-- START --

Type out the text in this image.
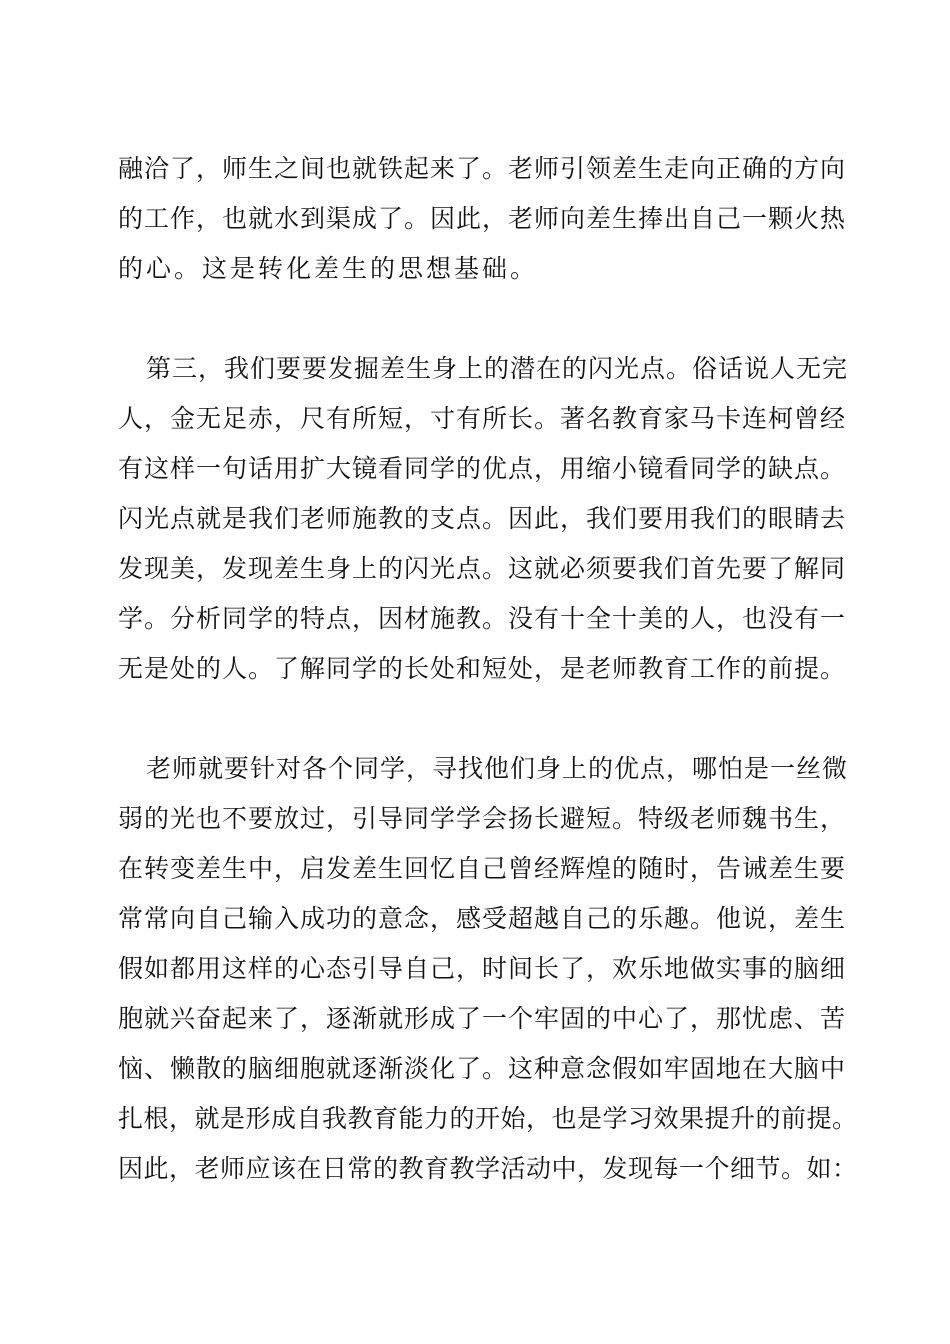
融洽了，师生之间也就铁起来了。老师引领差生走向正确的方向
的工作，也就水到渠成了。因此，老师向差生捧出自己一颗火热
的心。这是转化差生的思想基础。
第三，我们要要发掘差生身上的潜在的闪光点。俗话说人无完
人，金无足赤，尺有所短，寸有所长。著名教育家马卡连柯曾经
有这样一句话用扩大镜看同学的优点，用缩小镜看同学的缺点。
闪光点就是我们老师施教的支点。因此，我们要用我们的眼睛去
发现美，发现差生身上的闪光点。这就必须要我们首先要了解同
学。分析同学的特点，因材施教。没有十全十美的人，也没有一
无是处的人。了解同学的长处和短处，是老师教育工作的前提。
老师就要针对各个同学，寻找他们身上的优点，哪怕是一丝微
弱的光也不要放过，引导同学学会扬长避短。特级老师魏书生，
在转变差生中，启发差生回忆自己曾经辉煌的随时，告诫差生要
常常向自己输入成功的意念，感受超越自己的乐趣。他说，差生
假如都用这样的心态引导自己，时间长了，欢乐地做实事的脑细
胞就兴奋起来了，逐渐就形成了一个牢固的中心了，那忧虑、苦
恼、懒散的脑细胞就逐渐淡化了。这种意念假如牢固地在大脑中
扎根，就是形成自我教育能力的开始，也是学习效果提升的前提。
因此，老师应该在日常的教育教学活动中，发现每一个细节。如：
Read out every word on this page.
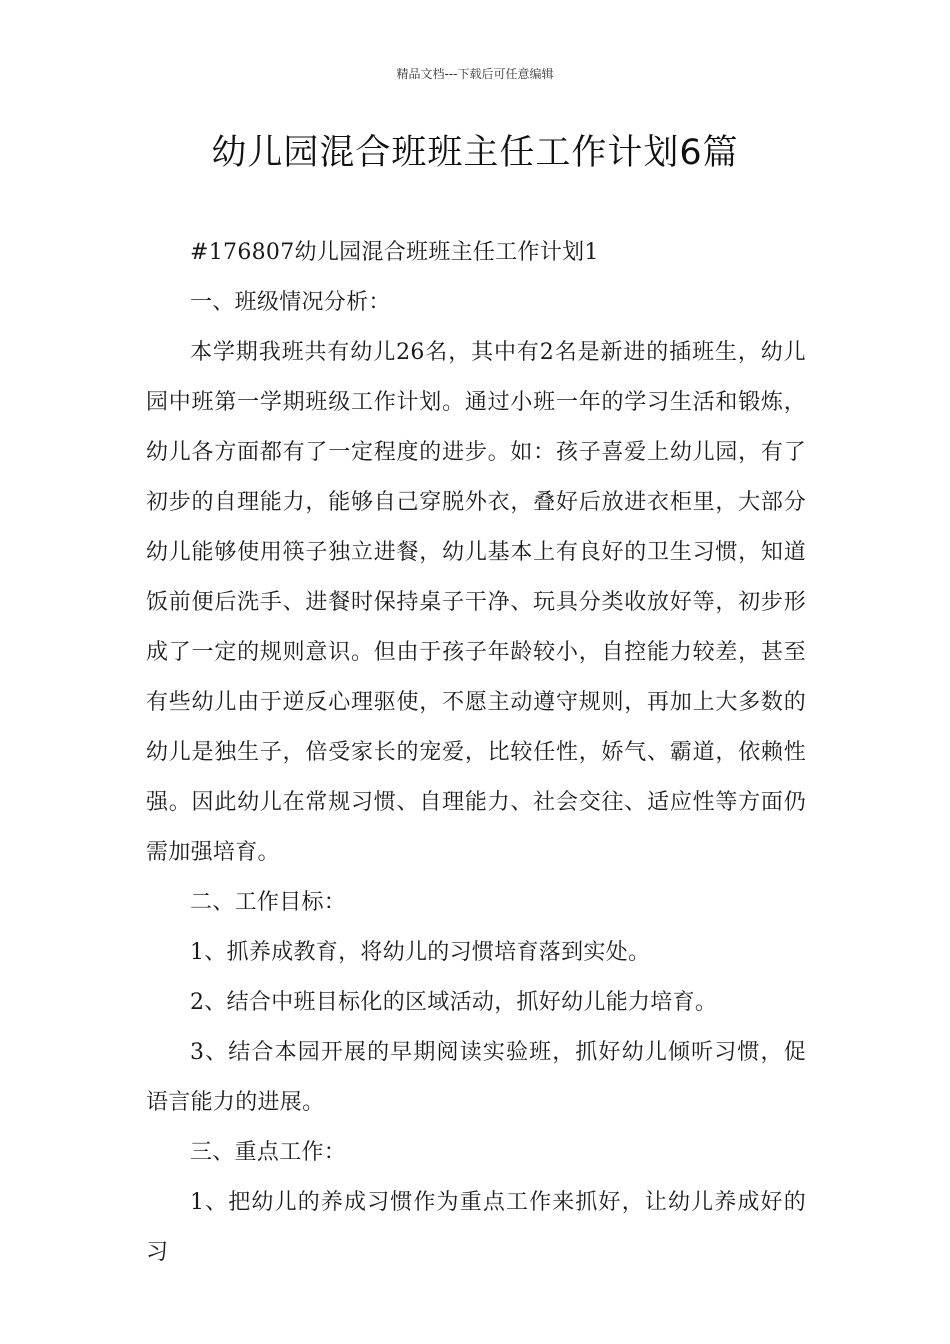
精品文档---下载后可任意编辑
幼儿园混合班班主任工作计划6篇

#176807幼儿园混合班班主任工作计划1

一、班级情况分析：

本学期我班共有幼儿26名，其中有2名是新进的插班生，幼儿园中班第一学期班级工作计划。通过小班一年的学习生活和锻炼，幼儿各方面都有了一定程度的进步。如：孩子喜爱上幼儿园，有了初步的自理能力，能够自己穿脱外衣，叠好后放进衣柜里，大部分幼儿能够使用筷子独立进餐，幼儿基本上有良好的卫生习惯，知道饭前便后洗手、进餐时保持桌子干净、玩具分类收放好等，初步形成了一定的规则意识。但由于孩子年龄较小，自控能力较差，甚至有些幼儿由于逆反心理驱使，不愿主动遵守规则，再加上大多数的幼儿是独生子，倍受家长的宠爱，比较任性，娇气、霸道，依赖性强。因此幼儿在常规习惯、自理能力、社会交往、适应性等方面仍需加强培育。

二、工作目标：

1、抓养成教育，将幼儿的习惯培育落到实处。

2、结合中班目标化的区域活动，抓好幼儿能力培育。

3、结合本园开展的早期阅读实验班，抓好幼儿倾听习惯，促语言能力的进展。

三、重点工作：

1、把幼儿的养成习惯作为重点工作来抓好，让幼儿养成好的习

-- END --

### Your goal
Return each line of the data, keeping its wording exact and omitting pictures.

### Written response
Type out the text in this image.
融洽了，师生之间也就铁起来了。老师引领差生走向正确的方向
的工作，也就水到渠成了。因此，老师向差生捧出自己一颗火热
的心。这是转化差生的思想基础。
第三，我们要要发掘差生身上的潜在的闪光点。俗话说人无完
人，金无足赤，尺有所短，寸有所长。著名教育家马卡连柯曾经
有这样一句话用扩大镜看同学的优点，用缩小镜看同学的缺点。
闪光点就是我们老师施教的支点。因此，我们要用我们的眼睛去
发现美，发现差生身上的闪光点。这就必须要我们首先要了解同
学。分析同学的特点，因材施教。没有十全十美的人，也没有一
无是处的人。了解同学的长处和短处，是老师教育工作的前提。
老师就要针对各个同学，寻找他们身上的优点，哪怕是一丝微
弱的光也不要放过，引导同学学会扬长避短。特级老师魏书生，
在转变差生中，启发差生回忆自己曾经辉煌的随时，告诫差生要
常常向自己输入成功的意念，感受超越自己的乐趣。他说，差生
假如都用这样的心态引导自己，时间长了，欢乐地做实事的脑细
胞就兴奋起来了，逐渐就形成了一个牢固的中心了，那忧虑、苦
恼、懒散的脑细胞就逐渐淡化了。这种意念假如牢固地在大脑中
扎根，就是形成自我教育能力的开始，也是学习效果提升的前提。
因此，老师应该在日常的教育教学活动中，发现每一个细节。如：
Read out every word on this page.
精品文档---下载后可任意编辑
幼儿园混合班班主任工作计划6篇

#176807幼儿园混合班班主任工作计划1

一、班级情况分析：

本学期我班共有幼儿26名，其中有2名是新进的插班生，幼儿园中班第一学期班级工作计划。通过小班一年的学习生活和锻炼，幼儿各方面都有了一定程度的进步。如：孩子喜爱上幼儿园，有了初步的自理能力，能够自己穿脱外衣，叠好后放进衣柜里，大部分幼儿能够使用筷子独立进餐，幼儿基本上有良好的卫生习惯，知道饭前便后洗手、进餐时保持桌子干净、玩具分类收放好等，初步形成了一定的规则意识。但由于孩子年龄较小，自控能力较差，甚至有些幼儿由于逆反心理驱使，不愿主动遵守规则，再加上大多数的幼儿是独生子，倍受家长的宠爱，比较任性，娇气、霸道，依赖性强。因此幼儿在常规习惯、自理能力、社会交往、适应性等方面仍需加强培育。

二、工作目标：

1、抓养成教育，将幼儿的习惯培育落到实处。

2、结合中班目标化的区域活动，抓好幼儿能力培育。

3、结合本园开展的早期阅读实验班，抓好幼儿倾听习惯，促语言能力的进展。

三、重点工作：

1、把幼儿的养成习惯作为重点工作来抓好，让幼儿养成好的习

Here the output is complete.